[START OF Exercise material]

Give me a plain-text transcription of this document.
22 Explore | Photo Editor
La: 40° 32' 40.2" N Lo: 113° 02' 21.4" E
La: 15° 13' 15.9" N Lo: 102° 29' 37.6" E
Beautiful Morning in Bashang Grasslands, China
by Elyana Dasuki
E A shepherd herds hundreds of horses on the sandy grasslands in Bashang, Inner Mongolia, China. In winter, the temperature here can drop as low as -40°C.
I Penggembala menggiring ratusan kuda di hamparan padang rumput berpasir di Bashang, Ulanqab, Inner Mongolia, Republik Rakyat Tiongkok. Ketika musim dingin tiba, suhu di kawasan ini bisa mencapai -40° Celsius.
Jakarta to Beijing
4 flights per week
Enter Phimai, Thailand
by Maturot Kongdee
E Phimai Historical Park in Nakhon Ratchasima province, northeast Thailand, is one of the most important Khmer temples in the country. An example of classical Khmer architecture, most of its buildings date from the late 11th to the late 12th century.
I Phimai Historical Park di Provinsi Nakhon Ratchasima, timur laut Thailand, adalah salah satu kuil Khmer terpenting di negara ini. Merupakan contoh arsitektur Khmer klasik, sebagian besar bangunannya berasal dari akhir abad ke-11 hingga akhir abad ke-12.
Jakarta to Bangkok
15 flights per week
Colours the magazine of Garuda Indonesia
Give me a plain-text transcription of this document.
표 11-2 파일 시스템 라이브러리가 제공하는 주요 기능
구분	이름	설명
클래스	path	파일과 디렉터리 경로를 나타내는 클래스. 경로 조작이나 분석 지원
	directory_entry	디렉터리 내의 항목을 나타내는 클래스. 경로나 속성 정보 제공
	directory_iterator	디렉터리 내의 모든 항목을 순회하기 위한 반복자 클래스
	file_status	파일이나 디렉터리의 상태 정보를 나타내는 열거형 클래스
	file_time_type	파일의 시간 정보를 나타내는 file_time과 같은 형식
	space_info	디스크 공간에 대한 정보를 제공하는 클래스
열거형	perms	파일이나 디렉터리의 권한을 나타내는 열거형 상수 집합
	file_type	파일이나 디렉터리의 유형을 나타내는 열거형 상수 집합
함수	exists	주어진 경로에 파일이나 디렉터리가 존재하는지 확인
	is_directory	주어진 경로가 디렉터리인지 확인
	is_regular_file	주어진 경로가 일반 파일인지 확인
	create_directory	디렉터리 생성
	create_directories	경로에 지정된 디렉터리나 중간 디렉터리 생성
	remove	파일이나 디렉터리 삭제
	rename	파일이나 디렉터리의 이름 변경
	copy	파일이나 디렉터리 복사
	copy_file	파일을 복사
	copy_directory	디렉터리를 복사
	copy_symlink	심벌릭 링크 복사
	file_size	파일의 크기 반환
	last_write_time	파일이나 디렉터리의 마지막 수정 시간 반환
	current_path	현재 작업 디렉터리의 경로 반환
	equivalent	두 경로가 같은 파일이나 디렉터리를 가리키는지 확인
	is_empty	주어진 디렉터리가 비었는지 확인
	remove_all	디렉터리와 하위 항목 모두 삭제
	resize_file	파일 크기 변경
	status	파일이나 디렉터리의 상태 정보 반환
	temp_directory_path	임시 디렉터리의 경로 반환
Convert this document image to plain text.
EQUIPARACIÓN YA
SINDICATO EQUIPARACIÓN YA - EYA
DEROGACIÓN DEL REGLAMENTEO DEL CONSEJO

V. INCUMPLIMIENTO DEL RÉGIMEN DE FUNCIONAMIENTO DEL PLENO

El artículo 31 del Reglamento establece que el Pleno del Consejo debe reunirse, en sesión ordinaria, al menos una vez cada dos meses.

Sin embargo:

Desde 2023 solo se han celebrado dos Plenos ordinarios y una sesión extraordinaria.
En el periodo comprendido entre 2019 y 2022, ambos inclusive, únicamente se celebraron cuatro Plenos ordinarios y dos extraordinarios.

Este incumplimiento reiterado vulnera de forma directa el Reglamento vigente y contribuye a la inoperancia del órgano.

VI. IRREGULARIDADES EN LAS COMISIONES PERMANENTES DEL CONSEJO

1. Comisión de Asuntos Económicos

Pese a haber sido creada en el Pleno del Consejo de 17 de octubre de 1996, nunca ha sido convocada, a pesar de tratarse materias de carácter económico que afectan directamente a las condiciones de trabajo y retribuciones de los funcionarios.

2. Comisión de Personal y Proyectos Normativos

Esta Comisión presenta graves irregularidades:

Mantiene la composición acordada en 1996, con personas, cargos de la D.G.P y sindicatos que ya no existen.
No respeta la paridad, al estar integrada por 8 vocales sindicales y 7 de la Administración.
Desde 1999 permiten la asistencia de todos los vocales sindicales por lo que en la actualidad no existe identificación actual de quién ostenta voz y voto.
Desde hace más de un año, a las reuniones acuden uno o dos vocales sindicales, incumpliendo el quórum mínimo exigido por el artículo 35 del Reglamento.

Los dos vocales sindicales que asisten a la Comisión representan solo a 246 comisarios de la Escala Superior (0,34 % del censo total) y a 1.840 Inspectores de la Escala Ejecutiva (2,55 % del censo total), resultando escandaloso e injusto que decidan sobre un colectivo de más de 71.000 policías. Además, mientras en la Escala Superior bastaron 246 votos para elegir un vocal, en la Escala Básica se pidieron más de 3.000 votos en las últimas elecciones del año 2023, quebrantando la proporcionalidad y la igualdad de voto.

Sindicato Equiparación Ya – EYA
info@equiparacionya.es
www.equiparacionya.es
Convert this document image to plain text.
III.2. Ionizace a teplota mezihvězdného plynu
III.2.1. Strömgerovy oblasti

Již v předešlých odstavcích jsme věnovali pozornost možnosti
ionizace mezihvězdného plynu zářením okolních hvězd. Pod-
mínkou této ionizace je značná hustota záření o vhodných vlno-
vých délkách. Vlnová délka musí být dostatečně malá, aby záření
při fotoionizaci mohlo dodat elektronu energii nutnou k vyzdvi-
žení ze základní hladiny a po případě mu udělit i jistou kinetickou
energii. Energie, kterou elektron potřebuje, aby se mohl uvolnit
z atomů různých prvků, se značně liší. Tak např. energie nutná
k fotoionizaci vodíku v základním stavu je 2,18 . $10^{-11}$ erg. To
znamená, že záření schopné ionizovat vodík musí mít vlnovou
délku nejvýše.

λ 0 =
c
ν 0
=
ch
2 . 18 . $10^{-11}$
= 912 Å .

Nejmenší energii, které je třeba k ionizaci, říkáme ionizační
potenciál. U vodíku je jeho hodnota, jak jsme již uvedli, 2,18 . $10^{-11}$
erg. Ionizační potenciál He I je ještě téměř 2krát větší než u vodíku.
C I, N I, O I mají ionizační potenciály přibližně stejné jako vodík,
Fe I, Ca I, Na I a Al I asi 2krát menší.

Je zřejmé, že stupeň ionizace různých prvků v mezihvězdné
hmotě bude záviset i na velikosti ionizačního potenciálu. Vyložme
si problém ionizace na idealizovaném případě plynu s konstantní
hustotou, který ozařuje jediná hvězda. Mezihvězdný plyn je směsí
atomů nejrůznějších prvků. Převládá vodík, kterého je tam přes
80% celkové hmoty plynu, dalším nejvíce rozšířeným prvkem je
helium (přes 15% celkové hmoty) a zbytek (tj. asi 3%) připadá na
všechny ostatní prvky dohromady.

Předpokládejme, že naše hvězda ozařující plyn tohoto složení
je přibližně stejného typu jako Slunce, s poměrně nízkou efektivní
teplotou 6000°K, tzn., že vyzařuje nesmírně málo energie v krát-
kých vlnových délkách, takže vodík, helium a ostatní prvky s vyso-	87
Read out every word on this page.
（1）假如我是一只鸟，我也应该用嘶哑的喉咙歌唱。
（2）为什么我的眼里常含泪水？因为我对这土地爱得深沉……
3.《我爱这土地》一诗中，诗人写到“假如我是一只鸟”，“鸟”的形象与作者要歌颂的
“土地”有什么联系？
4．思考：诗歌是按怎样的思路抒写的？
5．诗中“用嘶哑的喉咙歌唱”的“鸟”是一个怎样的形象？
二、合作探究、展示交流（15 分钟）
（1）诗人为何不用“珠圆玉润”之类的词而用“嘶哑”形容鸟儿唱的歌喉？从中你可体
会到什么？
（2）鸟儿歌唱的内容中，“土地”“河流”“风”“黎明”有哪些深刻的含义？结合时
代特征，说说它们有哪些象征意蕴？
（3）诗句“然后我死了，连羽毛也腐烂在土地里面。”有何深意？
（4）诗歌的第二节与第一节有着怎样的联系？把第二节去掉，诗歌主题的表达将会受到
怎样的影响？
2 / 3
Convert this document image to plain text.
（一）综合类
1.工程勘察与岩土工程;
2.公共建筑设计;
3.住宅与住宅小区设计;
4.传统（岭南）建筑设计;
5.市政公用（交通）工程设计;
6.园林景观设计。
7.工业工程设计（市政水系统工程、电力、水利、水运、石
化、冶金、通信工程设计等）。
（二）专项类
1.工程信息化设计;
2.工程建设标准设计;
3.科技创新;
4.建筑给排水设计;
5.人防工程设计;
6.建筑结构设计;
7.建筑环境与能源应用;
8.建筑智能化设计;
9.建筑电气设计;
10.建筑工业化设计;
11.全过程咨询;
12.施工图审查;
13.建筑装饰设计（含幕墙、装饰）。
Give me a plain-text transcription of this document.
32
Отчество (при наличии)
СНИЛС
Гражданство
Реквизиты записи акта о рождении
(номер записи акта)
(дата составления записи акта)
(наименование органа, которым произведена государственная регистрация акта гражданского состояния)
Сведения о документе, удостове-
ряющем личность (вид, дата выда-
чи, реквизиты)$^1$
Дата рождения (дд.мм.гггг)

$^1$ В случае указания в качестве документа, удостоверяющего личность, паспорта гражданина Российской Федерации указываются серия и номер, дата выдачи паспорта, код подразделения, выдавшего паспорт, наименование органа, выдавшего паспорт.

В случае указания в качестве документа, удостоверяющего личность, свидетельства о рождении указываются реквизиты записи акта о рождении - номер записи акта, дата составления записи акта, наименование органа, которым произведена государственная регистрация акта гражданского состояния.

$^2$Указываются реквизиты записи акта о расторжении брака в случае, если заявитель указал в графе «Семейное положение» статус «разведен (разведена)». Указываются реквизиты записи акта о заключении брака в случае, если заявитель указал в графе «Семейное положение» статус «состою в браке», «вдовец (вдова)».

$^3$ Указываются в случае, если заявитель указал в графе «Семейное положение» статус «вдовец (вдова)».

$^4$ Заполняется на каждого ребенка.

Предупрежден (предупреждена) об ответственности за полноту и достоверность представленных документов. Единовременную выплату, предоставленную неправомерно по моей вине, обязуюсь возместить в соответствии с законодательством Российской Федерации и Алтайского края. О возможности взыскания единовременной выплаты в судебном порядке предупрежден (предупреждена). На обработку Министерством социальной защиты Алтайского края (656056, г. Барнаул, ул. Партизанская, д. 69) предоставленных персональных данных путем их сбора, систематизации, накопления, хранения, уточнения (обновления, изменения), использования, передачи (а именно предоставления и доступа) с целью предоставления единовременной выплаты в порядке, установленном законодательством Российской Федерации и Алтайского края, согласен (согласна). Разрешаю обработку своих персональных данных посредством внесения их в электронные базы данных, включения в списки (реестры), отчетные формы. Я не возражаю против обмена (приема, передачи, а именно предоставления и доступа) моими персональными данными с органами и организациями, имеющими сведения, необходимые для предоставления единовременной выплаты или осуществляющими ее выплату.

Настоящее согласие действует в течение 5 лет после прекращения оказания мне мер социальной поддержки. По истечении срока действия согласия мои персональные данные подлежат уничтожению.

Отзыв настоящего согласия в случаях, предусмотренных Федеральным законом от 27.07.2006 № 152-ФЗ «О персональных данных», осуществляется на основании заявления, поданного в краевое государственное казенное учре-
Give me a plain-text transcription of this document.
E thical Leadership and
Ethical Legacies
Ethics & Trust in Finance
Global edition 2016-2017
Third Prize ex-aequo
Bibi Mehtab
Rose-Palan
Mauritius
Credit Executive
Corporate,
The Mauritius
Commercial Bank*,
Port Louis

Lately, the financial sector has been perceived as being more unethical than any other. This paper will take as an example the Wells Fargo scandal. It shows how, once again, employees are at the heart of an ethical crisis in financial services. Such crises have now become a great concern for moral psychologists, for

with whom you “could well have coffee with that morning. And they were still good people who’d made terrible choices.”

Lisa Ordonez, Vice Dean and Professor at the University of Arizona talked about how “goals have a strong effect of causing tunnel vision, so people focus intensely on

[END OF Exercise material]

(Task objective) Read through the lines above and collect those that contain the string "Reglamento".

(Solution to this task)
El artículo 31 del Reglamento establece que el Pleno del Consejo debe reunirse, en sesión ordinaria, al menos una vez cada dos meses.
Este incumplimiento reiterado vulnera de forma directa el Reglamento vigente y contribuye a la inoperancia del órgano.
Desde hace más de un año, a las reuniones acuden uno o dos vocales sindicales, incumpliendo el quórum mínimo exigido por el artículo 35 del Reglamento.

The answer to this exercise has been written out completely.